**TASK STATEMENT:**
Retype each entry below exactly as it stands.

** Start DATA FOR THE TASK **

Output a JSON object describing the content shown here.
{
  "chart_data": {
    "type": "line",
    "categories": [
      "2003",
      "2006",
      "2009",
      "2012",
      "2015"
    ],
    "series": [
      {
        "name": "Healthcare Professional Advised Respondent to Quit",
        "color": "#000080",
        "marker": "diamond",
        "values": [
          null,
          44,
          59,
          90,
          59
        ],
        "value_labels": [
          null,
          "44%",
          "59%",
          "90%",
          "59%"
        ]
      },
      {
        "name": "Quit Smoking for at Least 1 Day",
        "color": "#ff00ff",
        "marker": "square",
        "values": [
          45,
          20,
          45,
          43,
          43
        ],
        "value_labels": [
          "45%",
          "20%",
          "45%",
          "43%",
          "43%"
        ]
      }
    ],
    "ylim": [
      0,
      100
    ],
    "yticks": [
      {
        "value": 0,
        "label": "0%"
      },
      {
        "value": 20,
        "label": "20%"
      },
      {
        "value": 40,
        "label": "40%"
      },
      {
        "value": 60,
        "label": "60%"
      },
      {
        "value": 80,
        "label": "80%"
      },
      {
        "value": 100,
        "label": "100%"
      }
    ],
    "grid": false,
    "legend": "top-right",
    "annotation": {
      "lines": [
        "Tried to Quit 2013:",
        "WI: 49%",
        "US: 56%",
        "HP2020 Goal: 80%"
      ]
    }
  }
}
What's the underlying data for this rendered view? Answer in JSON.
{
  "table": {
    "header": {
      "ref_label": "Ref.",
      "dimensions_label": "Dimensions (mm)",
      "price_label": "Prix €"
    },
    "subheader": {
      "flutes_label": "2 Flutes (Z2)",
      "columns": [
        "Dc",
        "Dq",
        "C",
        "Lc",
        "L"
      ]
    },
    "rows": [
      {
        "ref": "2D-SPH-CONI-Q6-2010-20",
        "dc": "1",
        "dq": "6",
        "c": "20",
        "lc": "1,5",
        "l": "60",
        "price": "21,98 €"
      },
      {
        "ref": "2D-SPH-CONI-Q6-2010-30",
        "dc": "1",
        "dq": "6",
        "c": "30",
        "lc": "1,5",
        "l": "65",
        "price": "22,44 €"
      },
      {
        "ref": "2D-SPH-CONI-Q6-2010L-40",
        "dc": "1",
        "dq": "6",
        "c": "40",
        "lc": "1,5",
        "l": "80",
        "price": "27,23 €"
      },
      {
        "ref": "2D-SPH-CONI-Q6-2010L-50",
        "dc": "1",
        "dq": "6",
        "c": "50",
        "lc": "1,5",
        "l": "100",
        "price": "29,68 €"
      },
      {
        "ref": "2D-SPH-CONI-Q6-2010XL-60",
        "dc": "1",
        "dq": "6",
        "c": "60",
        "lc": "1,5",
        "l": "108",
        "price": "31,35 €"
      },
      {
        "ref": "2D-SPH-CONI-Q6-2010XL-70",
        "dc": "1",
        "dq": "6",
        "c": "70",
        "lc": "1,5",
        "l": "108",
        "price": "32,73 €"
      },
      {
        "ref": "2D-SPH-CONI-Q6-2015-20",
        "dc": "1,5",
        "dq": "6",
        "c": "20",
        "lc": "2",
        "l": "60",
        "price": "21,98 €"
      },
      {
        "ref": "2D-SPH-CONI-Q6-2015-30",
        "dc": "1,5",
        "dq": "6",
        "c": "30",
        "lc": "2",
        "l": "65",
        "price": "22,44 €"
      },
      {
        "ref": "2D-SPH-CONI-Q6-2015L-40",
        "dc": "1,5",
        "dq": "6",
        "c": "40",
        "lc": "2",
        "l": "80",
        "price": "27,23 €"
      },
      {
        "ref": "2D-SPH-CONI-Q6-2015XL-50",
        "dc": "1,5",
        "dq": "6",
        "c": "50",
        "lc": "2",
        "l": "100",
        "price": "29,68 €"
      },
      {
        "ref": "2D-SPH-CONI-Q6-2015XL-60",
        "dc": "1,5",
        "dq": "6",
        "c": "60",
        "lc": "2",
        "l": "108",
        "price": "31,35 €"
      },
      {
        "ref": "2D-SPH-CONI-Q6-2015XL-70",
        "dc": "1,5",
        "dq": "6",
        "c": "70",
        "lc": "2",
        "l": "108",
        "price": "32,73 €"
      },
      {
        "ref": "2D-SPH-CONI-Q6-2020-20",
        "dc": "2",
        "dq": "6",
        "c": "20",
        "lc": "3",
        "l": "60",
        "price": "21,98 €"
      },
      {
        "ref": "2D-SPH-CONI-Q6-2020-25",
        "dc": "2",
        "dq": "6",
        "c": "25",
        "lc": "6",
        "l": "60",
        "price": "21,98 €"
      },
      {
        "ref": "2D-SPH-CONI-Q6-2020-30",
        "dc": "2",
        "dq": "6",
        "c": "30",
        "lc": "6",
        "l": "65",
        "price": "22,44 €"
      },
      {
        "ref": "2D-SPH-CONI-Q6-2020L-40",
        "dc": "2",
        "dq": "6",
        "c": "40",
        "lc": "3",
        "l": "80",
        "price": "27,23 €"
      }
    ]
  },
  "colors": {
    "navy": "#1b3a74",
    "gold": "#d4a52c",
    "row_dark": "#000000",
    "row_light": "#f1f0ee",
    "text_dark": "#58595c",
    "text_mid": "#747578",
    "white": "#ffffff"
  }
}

** End DATA FOR THE TASK **

**FULL ANSWER:**
Output a JSON object describing the content shown here.
{
  "chart_data": {
    "type": "line",
    "categories": [
      "2003",
      "2006",
      "2009",
      "2012",
      "2015"
    ],
    "series": [
      {
        "name": "Healthcare Professional Advised Respondent to Quit",
        "color": "#000080",
        "marker": "diamond",
        "values": [
          null,
          44,
          59,
          90,
          59
        ],
        "value_labels": [
          null,
          "44%",
          "59%",
          "90%",
          "59%"
        ]
      },
      {
        "name": "Quit Smoking for at Least 1 Day",
        "color": "#ff00ff",
        "marker": "square",
        "values": [
          45,
          20,
          45,
          43,
          43
        ],
        "value_labels": [
          "45%",
          "20%",
          "45%",
          "43%",
          "43%"
        ]
      }
    ],
    "ylim": [
      0,
      100
    ],
    "yticks": [
      {
        "value": 0,
        "label": "0%"
      },
      {
        "value": 20,
        "label": "20%"
      },
      {
        "value": 40,
        "label": "40%"
      },
      {
        "value": 60,
        "label": "60%"
      },
      {
        "value": 80,
        "label": "80%"
      },
      {
        "value": 100,
        "label": "100%"
      }
    ],
    "grid": false,
    "legend": "top-right",
    "annotation": {
      "lines": [
        "Tried to Quit 2013:",
        "WI: 49%",
        "US: 56%",
        "HP2020 Goal: 80%"
      ]
    }
  }
}
What's the underlying data for this rendered view? Answer in JSON.
{
  "table": {
    "header": {
      "ref_label": "Ref.",
      "dimensions_label": "Dimensions (mm)",
      "price_label": "Prix €"
    },
    "subheader": {
      "flutes_label": "2 Flutes (Z2)",
      "columns": [
        "Dc",
        "Dq",
        "C",
        "Lc",
        "L"
      ]
    },
    "rows": [
      {
        "ref": "2D-SPH-CONI-Q6-2010-20",
        "dc": "1",
        "dq": "6",
        "c": "20",
        "lc": "1,5",
        "l": "60",
        "price": "21,98 €"
      },
      {
        "ref": "2D-SPH-CONI-Q6-2010-30",
        "dc": "1",
        "dq": "6",
        "c": "30",
        "lc": "1,5",
        "l": "65",
        "price": "22,44 €"
      },
      {
        "ref": "2D-SPH-CONI-Q6-2010L-40",
        "dc": "1",
        "dq": "6",
        "c": "40",
        "lc": "1,5",
        "l": "80",
        "price": "27,23 €"
      },
      {
        "ref": "2D-SPH-CONI-Q6-2010L-50",
        "dc": "1",
        "dq": "6",
        "c": "50",
        "lc": "1,5",
        "l": "100",
        "price": "29,68 €"
      },
      {
        "ref": "2D-SPH-CONI-Q6-2010XL-60",
        "dc": "1",
        "dq": "6",
        "c": "60",
        "lc": "1,5",
        "l": "108",
        "price": "31,35 €"
      },
      {
        "ref": "2D-SPH-CONI-Q6-2010XL-70",
        "dc": "1",
        "dq": "6",
        "c": "70",
        "lc": "1,5",
        "l": "108",
        "price": "32,73 €"
      },
      {
        "ref": "2D-SPH-CONI-Q6-2015-20",
        "dc": "1,5",
        "dq": "6",
        "c": "20",
        "lc": "2",
        "l": "60",
        "price": "21,98 €"
      },
      {
        "ref": "2D-SPH-CONI-Q6-2015-30",
        "dc": "1,5",
        "dq": "6",
        "c": "30",
        "lc": "2",
        "l": "65",
        "price": "22,44 €"
      },
      {
        "ref": "2D-SPH-CONI-Q6-2015L-40",
        "dc": "1,5",
        "dq": "6",
        "c": "40",
        "lc": "2",
        "l": "80",
        "price": "27,23 €"
      },
      {
        "ref": "2D-SPH-CONI-Q6-2015XL-50",
        "dc": "1,5",
        "dq": "6",
        "c": "50",
        "lc": "2",
        "l": "100",
        "price": "29,68 €"
      },
      {
        "ref": "2D-SPH-CONI-Q6-2015XL-60",
        "dc": "1,5",
        "dq": "6",
        "c": "60",
        "lc": "2",
        "l": "108",
        "price": "31,35 €"
      },
      {
        "ref": "2D-SPH-CONI-Q6-2015XL-70",
        "dc": "1,5",
        "dq": "6",
        "c": "70",
        "lc": "2",
        "l": "108",
        "price": "32,73 €"
      },
      {
        "ref": "2D-SPH-CONI-Q6-2020-20",
        "dc": "2",
        "dq": "6",
        "c": "20",
        "lc": "3",
        "l": "60",
        "price": "21,98 €"
      },
      {
        "ref": "2D-SPH-CONI-Q6-2020-25",
        "dc": "2",
        "dq": "6",
        "c": "25",
        "lc": "6",
        "l": "60",
        "price": "21,98 €"
      },
      {
        "ref": "2D-SPH-CONI-Q6-2020-30",
        "dc": "2",
        "dq": "6",
        "c": "30",
        "lc": "6",
        "l": "65",
        "price": "22,44 €"
      },
      {
        "ref": "2D-SPH-CONI-Q6-2020L-40",
        "dc": "2",
        "dq": "6",
        "c": "40",
        "lc": "3",
        "l": "80",
        "price": "27,23 €"
      }
    ]
  },
  "colors": {
    "navy": "#1b3a74",
    "gold": "#d4a52c",
    "row_dark": "#000000",
    "row_light": "#f1f0ee",
    "text_dark": "#58595c",
    "text_mid": "#747578",
    "white": "#ffffff"
  }
}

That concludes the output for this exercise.